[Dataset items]
►

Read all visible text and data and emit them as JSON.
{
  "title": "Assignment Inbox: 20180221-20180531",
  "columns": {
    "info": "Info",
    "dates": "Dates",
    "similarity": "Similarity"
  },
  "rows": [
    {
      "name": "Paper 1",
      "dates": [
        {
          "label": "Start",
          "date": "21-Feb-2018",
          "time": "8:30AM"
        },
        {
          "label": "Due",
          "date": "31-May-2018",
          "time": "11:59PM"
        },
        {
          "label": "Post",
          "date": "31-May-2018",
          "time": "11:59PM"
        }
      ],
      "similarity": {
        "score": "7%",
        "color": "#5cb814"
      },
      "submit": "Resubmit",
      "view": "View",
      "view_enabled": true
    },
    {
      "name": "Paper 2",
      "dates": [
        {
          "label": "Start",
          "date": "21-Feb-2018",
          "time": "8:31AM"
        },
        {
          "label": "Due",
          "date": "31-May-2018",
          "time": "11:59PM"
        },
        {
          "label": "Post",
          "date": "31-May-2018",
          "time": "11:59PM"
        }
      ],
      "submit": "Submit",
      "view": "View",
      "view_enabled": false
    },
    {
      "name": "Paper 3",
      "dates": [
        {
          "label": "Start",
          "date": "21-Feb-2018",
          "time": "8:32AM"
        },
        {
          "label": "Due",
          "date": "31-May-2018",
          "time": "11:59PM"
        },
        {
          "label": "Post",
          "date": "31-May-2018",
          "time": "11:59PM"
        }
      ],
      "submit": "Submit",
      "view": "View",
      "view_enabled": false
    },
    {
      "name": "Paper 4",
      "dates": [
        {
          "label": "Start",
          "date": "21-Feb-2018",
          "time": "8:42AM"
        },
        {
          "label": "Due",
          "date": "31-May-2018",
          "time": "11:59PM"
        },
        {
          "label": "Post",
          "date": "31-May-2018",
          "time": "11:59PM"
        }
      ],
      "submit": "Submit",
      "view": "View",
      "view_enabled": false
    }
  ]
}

◄

:: Problem to work on ::
Exact output of every entry is required.

:: Solved problem ::
Read all visible text and data and emit them as JSON.
{
  "title": "Assignment Inbox: 20180221-20180531",
  "columns": {
    "info": "Info",
    "dates": "Dates",
    "similarity": "Similarity"
  },
  "rows": [
    {
      "name": "Paper 1",
      "dates": [
        {
          "label": "Start",
          "date": "21-Feb-2018",
          "time": "8:30AM"
        },
        {
          "label": "Due",
          "date": "31-May-2018",
          "time": "11:59PM"
        },
        {
          "label": "Post",
          "date": "31-May-2018",
          "time": "11:59PM"
        }
      ],
      "similarity": {
        "score": "7%",
        "color": "#5cb814"
      },
      "submit": "Resubmit",
      "view": "View",
      "view_enabled": true
    },
    {
      "name": "Paper 2",
      "dates": [
        {
          "label": "Start",
          "date": "21-Feb-2018",
          "time": "8:31AM"
        },
        {
          "label": "Due",
          "date": "31-May-2018",
          "time": "11:59PM"
        },
        {
          "label": "Post",
          "date": "31-May-2018",
          "time": "11:59PM"
        }
      ],
      "submit": "Submit",
      "view": "View",
      "view_enabled": false
    },
    {
      "name": "Paper 3",
      "dates": [
        {
          "label": "Start",
          "date": "21-Feb-2018",
          "time": "8:32AM"
        },
        {
          "label": "Due",
          "date": "31-May-2018",
          "time": "11:59PM"
        },
        {
          "label": "Post",
          "date": "31-May-2018",
          "time": "11:59PM"
        }
      ],
      "submit": "Submit",
      "view": "View",
      "view_enabled": false
    },
    {
      "name": "Paper 4",
      "dates": [
        {
          "label": "Start",
          "date": "21-Feb-2018",
          "time": "8:42AM"
        },
        {
          "label": "Due",
          "date": "31-May-2018",
          "time": "11:59PM"
        },
        {
          "label": "Post",
          "date": "31-May-2018",
          "time": "11:59PM"
        }
      ],
      "submit": "Submit",
      "view": "View",
      "view_enabled": false
    }
  ]
}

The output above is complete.